All lines holding the string "text" are to be shown.

(Stored records)
↓
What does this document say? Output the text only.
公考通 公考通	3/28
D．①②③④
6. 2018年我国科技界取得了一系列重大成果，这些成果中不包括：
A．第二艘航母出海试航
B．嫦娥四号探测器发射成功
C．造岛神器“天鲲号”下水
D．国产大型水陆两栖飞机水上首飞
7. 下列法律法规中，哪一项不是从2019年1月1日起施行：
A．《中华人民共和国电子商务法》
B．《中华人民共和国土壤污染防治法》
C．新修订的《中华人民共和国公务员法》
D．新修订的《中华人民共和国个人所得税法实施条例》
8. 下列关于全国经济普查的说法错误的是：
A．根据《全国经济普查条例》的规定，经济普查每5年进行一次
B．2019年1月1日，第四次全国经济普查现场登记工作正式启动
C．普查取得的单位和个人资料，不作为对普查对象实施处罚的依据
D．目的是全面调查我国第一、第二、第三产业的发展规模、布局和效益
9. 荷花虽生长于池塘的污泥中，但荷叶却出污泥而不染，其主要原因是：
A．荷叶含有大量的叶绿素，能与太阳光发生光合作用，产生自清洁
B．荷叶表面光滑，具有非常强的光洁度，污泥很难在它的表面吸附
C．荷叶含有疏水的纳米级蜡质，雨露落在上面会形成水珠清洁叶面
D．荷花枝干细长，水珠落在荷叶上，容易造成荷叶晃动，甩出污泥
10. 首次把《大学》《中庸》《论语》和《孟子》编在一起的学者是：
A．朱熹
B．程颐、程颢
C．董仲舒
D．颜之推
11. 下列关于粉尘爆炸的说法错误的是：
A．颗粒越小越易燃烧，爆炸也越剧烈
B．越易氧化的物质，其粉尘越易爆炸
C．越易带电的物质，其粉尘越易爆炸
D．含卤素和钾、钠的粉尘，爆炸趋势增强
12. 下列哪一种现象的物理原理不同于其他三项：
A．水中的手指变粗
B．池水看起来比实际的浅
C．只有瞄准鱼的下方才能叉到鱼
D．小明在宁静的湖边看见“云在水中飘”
↑
↓
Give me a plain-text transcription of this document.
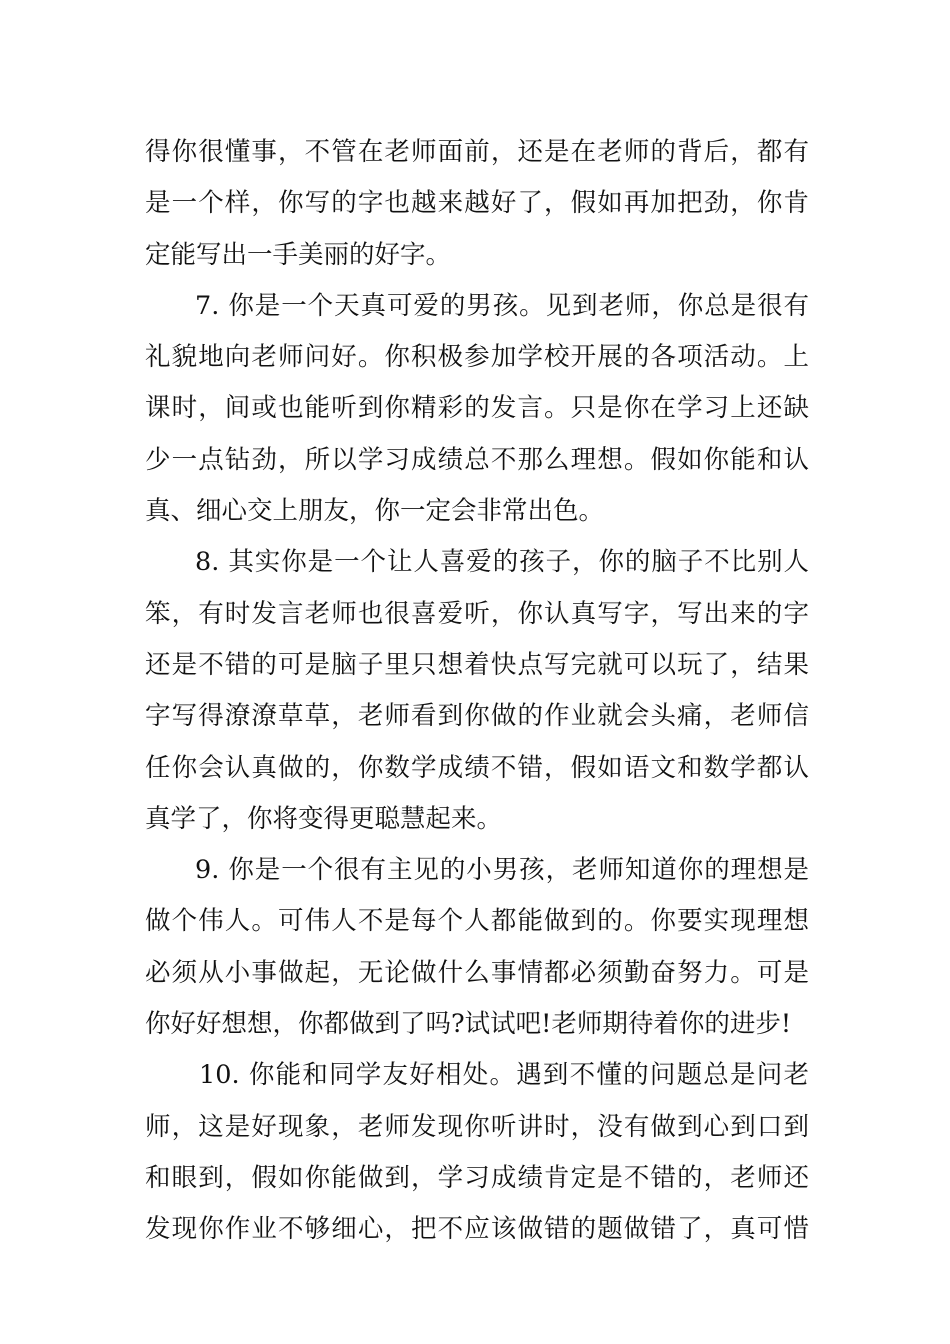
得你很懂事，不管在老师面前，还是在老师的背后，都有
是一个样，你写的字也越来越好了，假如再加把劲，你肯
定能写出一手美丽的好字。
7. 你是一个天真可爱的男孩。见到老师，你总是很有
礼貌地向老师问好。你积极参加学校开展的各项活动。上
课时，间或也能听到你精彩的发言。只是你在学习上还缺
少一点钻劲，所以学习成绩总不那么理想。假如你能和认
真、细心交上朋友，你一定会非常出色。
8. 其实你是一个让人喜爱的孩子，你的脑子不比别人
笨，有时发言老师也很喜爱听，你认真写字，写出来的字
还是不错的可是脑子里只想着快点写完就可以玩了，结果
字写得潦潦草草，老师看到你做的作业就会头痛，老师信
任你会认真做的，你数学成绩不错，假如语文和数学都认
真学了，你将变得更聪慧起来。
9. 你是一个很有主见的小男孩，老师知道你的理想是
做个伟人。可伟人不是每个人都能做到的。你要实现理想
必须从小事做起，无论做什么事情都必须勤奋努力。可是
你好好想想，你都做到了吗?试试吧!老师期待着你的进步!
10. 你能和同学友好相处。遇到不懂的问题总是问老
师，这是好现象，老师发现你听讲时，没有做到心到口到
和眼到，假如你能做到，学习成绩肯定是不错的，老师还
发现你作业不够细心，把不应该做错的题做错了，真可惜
↑
Result of this task:
What does this document say? Output the text only.
Give me a plain-text transcription of this document.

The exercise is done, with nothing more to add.